### Problem to work on
Write out the material exactly, with the pictures left out.

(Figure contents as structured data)
________________________

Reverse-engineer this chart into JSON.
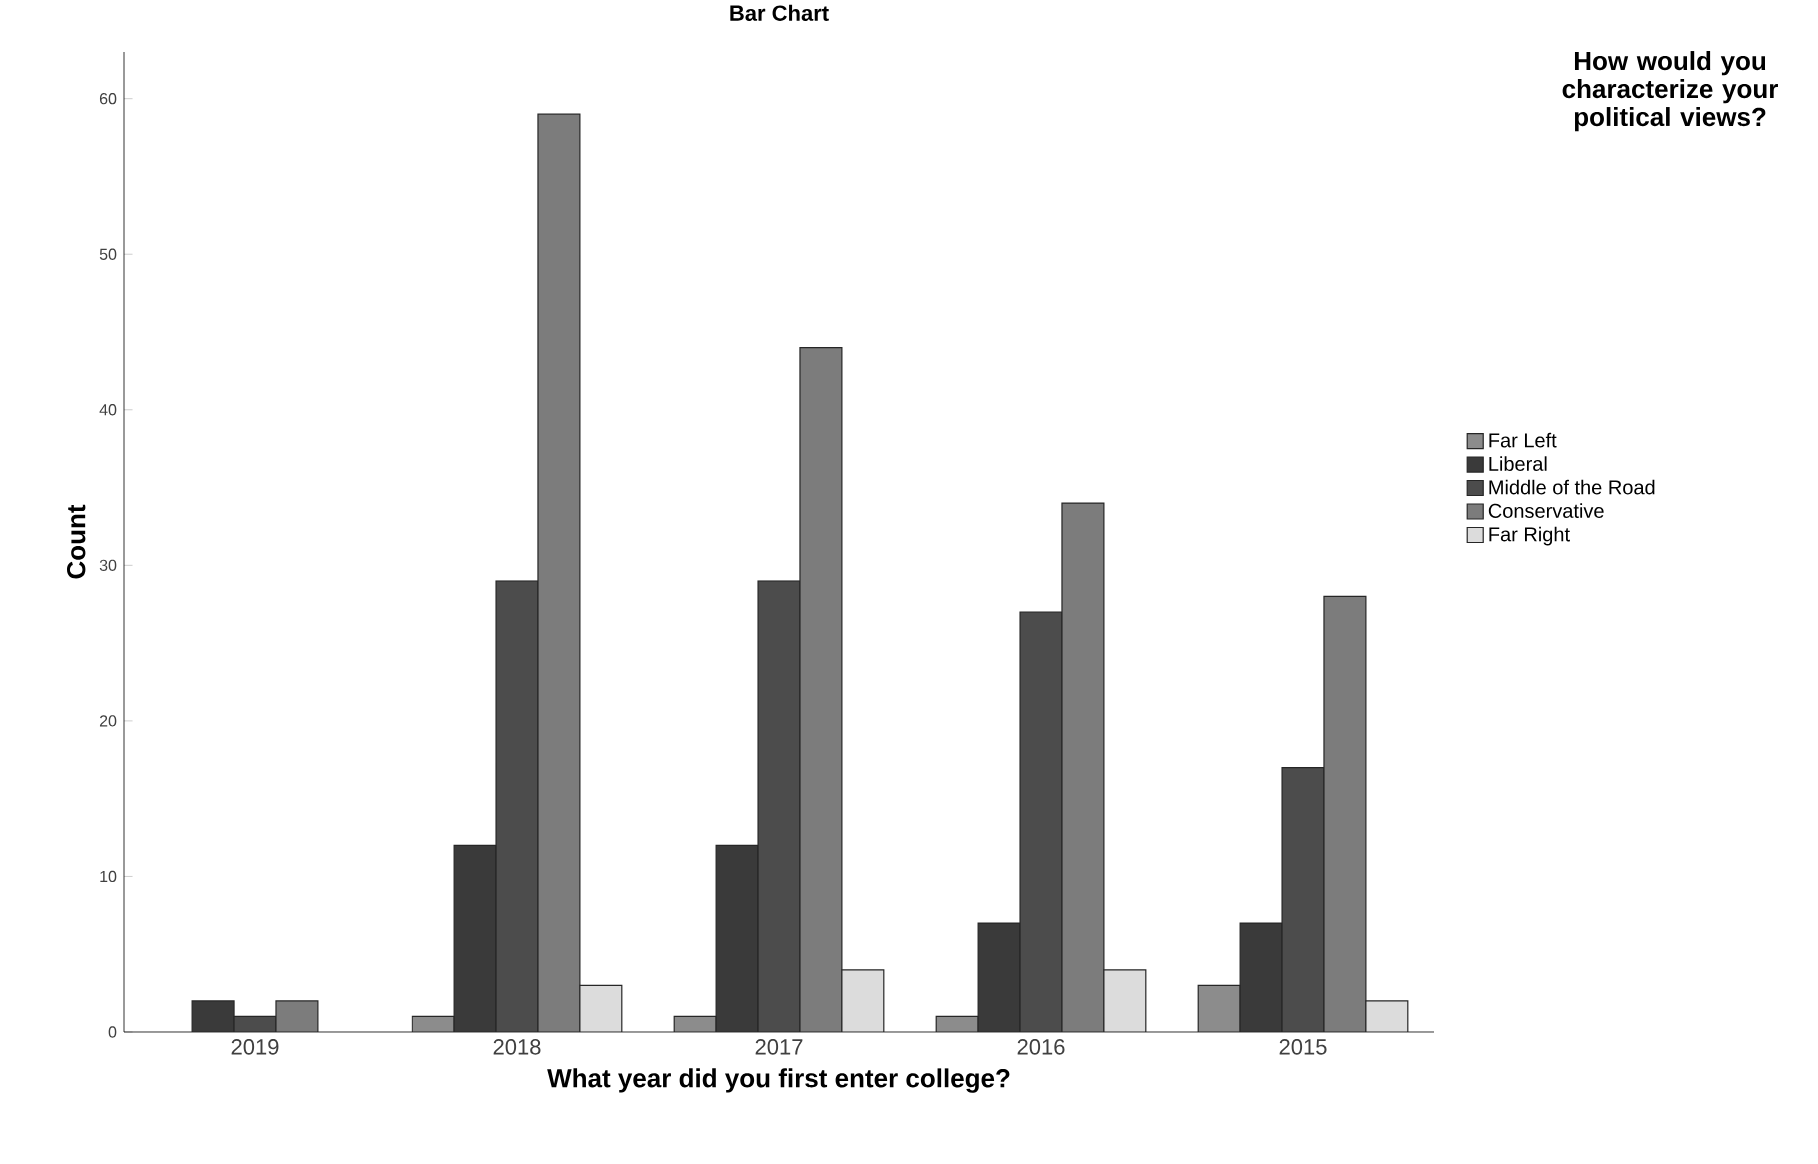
{
  "chart_data": {
    "type": "bar",
    "title": "Bar Chart",
    "xlabel": "What year did you first enter college?",
    "ylabel": "Count",
    "legend_title": "How would you characterize your political views?",
    "categories": [
      "2019",
      "2018",
      "2017",
      "2016",
      "2015"
    ],
    "series": [
      {
        "name": "Far Left",
        "color": "#8c8c8c",
        "values": [
          null,
          1,
          1,
          1,
          3
        ]
      },
      {
        "name": "Liberal",
        "color": "#3a3a3a",
        "values": [
          2,
          12,
          12,
          7,
          7
        ]
      },
      {
        "name": "Middle of the Road",
        "color": "#4c4c4c",
        "values": [
          1,
          29,
          29,
          27,
          17
        ]
      },
      {
        "name": "Conservative",
        "color": "#7c7c7c",
        "values": [
          2,
          59,
          44,
          34,
          28
        ]
      },
      {
        "name": "Far Right",
        "color": "#dcdcdc",
        "values": [
          null,
          3,
          4,
          4,
          2
        ]
      }
    ],
    "ylim": [
      0,
      63
    ],
    "yticks": [
      0,
      10,
      20,
      30,
      40,
      50,
      60
    ],
    "grid": false,
    "legend": "right"
  }
}
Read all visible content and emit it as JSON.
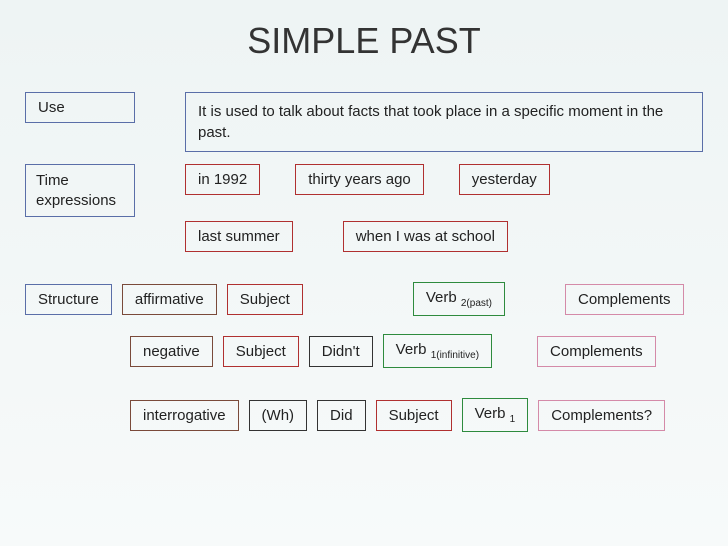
{
  "title": "SIMPLE PAST",
  "colors": {
    "navy": "#5a6ea8",
    "red": "#b03030",
    "green": "#2e8b3e",
    "darkgreen": "#1a6b2a",
    "pink": "#d48aa8",
    "black": "#333333",
    "brown": "#7a4a3a"
  },
  "use": {
    "label": "Use",
    "text": "It is used to talk about facts that took place in a specific moment in the past."
  },
  "time": {
    "label": "Time expressions",
    "items": [
      "in 1992",
      "thirty years ago",
      "yesterday",
      "last summer",
      "when I was at school"
    ]
  },
  "structure": {
    "label": "Structure",
    "rows": [
      {
        "type": "affirmative",
        "cells": [
          {
            "text": "affirmative",
            "color": "brown"
          },
          {
            "text": "Subject",
            "color": "red"
          },
          {
            "text": "Verb ",
            "sub": "2(past)",
            "color": "green",
            "leftgap": 90
          },
          {
            "text": "Complements",
            "color": "pink",
            "leftgap": 40
          }
        ]
      },
      {
        "type": "negative",
        "cells": [
          {
            "text": "negative",
            "color": "brown"
          },
          {
            "text": "Subject",
            "color": "red"
          },
          {
            "text": "Didn't",
            "color": "black"
          },
          {
            "text": "Verb ",
            "sub": "1(infinitive)",
            "color": "green"
          },
          {
            "text": "Complements",
            "color": "pink",
            "leftgap": 25
          }
        ]
      },
      {
        "type": "interrogative",
        "cells": [
          {
            "text": "interrogative",
            "color": "brown"
          },
          {
            "text": "(Wh)",
            "color": "black"
          },
          {
            "text": "Did",
            "color": "black"
          },
          {
            "text": "Subject",
            "color": "red"
          },
          {
            "text": "Verb ",
            "sub": "1",
            "color": "green"
          },
          {
            "text": "Complements?",
            "color": "pink"
          }
        ]
      }
    ]
  }
}
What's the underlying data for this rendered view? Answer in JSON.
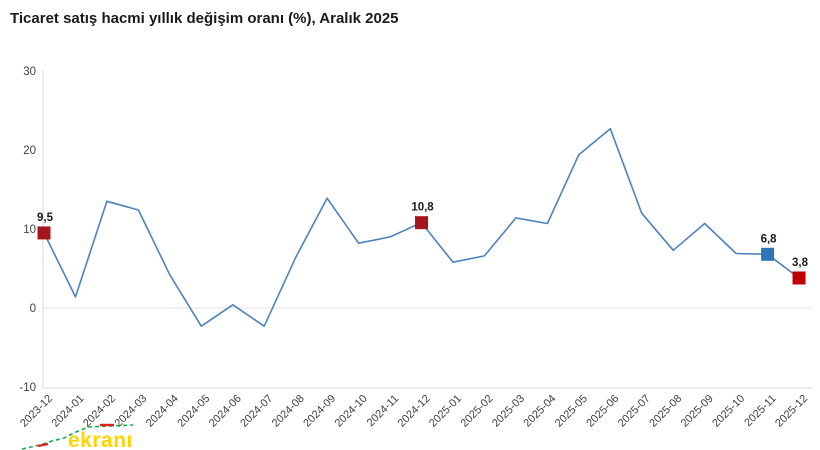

________________________

### Output
Reverse-engineer this chart into JSON.
{
  "chart_data": {
    "type": "bar",
    "title": "Bar Chart",
    "xlabel": "What year did you first enter college?",
    "ylabel": "Count",
    "legend_title": "How would you characterize your political views?",
    "categories": [
      "2019",
      "2018",
      "2017",
      "2016",
      "2015"
    ],
    "series": [
      {
        "name": "Far Left",
        "color": "#8c8c8c",
        "values": [
          null,
          1,
          1,
          1,
          3
        ]
      },
      {
        "name": "Liberal",
        "color": "#3a3a3a",
        "values": [
          2,
          12,
          12,
          7,
          7
        ]
      },
      {
        "name": "Middle of the Road",
        "color": "#4c4c4c",
        "values": [
          1,
          29,
          29,
          27,
          17
        ]
      },
      {
        "name": "Conservative",
        "color": "#7c7c7c",
        "values": [
          2,
          59,
          44,
          34,
          28
        ]
      },
      {
        "name": "Far Right",
        "color": "#dcdcdc",
        "values": [
          null,
          3,
          4,
          4,
          2
        ]
      }
    ],
    "ylim": [
      0,
      63
    ],
    "yticks": [
      0,
      10,
      20,
      30,
      40,
      50,
      60
    ],
    "grid": false,
    "legend": "right"
  }
}
Read all visible content and emit it as JSON.
{
  "title": "SIMPLE PAST",
  "colors": {
    "navy": "#5a6ea8",
    "red": "#b03030",
    "green": "#2e8b3e",
    "darkgreen": "#1a6b2a",
    "pink": "#d48aa8",
    "black": "#333333",
    "brown": "#7a4a3a"
  },
  "use": {
    "label": "Use",
    "text": "It is used to talk about facts that took place in a specific moment in the past."
  },
  "time": {
    "label": "Time expressions",
    "items": [
      "in 1992",
      "thirty years ago",
      "yesterday",
      "last summer",
      "when I was at school"
    ]
  },
  "structure": {
    "label": "Structure",
    "rows": [
      {
        "type": "affirmative",
        "cells": [
          {
            "text": "affirmative",
            "color": "brown"
          },
          {
            "text": "Subject",
            "color": "red"
          },
          {
            "text": "Verb ",
            "sub": "2(past)",
            "color": "green",
            "leftgap": 90
          },
          {
            "text": "Complements",
            "color": "pink",
            "leftgap": 40
          }
        ]
      },
      {
        "type": "negative",
        "cells": [
          {
            "text": "negative",
            "color": "brown"
          },
          {
            "text": "Subject",
            "color": "red"
          },
          {
            "text": "Didn't",
            "color": "black"
          },
          {
            "text": "Verb ",
            "sub": "1(infinitive)",
            "color": "green"
          },
          {
            "text": "Complements",
            "color": "pink",
            "leftgap": 25
          }
        ]
      },
      {
        "type": "interrogative",
        "cells": [
          {
            "text": "interrogative",
            "color": "brown"
          },
          {
            "text": "(Wh)",
            "color": "black"
          },
          {
            "text": "Did",
            "color": "black"
          },
          {
            "text": "Subject",
            "color": "red"
          },
          {
            "text": "Verb ",
            "sub": "1",
            "color": "green"
          },
          {
            "text": "Complements?",
            "color": "pink"
          }
        ]
      }
    ]
  }
}
What's the underlying data for this rendered view? Answer in JSON.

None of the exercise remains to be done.